- Element location data

= = = = = = =

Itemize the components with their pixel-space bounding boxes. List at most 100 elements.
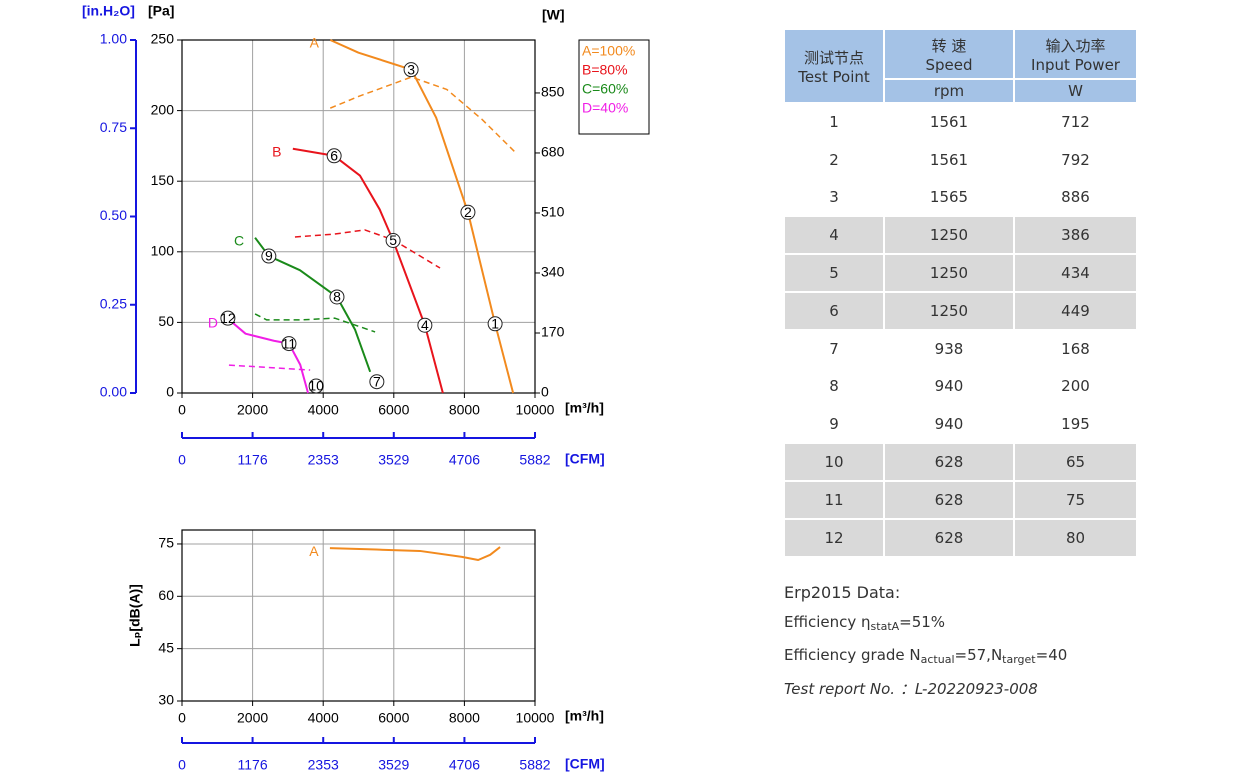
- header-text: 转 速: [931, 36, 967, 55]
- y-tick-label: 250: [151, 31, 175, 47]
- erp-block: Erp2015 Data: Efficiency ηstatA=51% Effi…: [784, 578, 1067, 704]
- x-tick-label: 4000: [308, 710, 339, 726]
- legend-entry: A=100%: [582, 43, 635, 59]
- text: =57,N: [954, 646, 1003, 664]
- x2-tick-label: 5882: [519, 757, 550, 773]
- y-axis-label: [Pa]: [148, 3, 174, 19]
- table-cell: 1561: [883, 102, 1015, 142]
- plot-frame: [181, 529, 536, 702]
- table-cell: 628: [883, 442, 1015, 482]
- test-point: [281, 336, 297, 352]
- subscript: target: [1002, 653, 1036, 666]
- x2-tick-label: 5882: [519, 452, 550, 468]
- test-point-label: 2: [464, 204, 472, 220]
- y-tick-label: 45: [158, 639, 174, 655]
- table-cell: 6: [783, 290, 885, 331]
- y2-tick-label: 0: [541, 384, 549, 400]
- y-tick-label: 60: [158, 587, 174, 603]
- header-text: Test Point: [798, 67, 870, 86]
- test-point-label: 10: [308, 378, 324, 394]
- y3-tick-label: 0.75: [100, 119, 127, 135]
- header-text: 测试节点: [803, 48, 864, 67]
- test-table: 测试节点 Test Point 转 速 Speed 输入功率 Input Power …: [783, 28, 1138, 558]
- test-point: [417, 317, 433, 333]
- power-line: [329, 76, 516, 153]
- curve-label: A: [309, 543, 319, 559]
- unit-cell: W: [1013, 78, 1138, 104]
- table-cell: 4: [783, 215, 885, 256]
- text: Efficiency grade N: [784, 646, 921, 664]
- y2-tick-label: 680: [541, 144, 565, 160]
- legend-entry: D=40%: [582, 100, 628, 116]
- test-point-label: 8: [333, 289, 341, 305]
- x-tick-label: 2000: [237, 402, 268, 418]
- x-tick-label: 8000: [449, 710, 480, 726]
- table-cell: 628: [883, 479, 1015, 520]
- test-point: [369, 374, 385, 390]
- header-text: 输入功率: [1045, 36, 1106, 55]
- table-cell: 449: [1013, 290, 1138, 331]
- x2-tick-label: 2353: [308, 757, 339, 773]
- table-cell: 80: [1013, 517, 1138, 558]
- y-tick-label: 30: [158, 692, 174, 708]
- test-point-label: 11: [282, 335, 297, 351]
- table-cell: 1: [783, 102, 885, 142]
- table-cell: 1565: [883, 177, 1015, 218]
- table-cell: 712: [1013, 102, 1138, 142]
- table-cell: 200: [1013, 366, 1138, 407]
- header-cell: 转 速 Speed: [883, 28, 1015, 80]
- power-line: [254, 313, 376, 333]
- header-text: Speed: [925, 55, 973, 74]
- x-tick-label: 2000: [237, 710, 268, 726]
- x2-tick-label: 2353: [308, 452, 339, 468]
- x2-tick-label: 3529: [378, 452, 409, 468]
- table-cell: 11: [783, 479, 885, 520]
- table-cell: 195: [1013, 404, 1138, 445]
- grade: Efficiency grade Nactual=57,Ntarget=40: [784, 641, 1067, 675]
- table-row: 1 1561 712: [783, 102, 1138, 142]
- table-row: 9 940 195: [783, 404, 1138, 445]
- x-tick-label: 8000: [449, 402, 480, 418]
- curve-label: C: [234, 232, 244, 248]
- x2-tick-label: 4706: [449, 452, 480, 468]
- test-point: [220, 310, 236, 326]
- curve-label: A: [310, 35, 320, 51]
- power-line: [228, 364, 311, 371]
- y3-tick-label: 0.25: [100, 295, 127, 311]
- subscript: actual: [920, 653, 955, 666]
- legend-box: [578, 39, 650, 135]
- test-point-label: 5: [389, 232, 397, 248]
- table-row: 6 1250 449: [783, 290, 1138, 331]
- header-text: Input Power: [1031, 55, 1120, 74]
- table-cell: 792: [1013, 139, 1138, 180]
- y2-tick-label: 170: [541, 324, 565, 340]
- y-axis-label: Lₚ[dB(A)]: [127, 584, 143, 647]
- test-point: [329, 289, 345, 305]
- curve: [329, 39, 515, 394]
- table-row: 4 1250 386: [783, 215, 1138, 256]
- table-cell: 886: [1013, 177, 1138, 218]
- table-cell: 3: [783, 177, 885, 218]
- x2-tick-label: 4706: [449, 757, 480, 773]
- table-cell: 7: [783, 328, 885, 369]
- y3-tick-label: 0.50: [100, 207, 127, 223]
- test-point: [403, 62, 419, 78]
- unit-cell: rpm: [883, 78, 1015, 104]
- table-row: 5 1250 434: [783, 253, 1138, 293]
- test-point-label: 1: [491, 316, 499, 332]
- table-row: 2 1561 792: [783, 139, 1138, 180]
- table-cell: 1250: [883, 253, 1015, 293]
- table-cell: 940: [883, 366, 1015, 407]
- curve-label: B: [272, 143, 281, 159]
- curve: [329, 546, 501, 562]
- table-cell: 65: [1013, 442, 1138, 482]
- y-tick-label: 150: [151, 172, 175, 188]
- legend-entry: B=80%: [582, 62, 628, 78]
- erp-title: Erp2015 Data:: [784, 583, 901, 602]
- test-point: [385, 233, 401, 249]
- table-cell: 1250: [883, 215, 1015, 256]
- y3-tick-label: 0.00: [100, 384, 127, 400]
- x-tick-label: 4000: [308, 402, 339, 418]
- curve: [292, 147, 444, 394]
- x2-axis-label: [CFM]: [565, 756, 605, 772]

= = = = = = =

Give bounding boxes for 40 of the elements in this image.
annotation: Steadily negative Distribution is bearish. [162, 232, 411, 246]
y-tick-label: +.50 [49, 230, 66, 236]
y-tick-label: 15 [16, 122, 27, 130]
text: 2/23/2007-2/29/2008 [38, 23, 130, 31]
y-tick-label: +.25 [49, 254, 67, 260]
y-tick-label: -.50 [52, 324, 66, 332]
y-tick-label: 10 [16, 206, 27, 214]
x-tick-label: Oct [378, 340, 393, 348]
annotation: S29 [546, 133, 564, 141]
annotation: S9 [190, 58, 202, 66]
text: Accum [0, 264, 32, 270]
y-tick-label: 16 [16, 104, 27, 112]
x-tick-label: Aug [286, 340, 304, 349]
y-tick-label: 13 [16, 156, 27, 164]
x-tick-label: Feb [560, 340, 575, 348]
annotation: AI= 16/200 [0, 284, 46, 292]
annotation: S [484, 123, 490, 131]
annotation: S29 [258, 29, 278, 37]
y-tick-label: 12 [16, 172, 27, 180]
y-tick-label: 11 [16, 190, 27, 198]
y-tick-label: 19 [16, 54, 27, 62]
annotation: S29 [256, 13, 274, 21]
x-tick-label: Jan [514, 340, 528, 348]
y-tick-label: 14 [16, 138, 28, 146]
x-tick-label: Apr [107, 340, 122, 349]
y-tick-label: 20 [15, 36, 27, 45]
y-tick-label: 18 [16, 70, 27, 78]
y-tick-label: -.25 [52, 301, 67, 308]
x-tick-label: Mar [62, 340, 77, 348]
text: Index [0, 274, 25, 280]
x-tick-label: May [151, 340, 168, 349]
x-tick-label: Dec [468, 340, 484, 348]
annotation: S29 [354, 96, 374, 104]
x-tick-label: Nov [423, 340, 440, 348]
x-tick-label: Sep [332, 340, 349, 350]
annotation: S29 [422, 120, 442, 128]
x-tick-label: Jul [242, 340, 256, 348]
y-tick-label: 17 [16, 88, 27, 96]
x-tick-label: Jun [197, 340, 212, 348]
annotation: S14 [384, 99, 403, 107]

= = = = = = =

- What needs to be done
Retype the lines of the entries above that start with the line containing "Give bounding boxes" and end with the line containing "annotation: S29 [546, 133, 564, 141]", both of those included, changing nothing.

- Task response
Give bounding boxes for 40 of the elements in this image.
annotation: Steadily negative Distribution is bearish. [162, 232, 411, 246]
y-tick-label: +.50 [49, 230, 66, 236]
y-tick-label: 15 [16, 122, 27, 130]
text: 2/23/2007-2/29/2008 [38, 23, 130, 31]
y-tick-label: +.25 [49, 254, 67, 260]
y-tick-label: -.50 [52, 324, 66, 332]
y-tick-label: 10 [16, 206, 27, 214]
x-tick-label: Oct [378, 340, 393, 348]
annotation: S29 [546, 133, 564, 141]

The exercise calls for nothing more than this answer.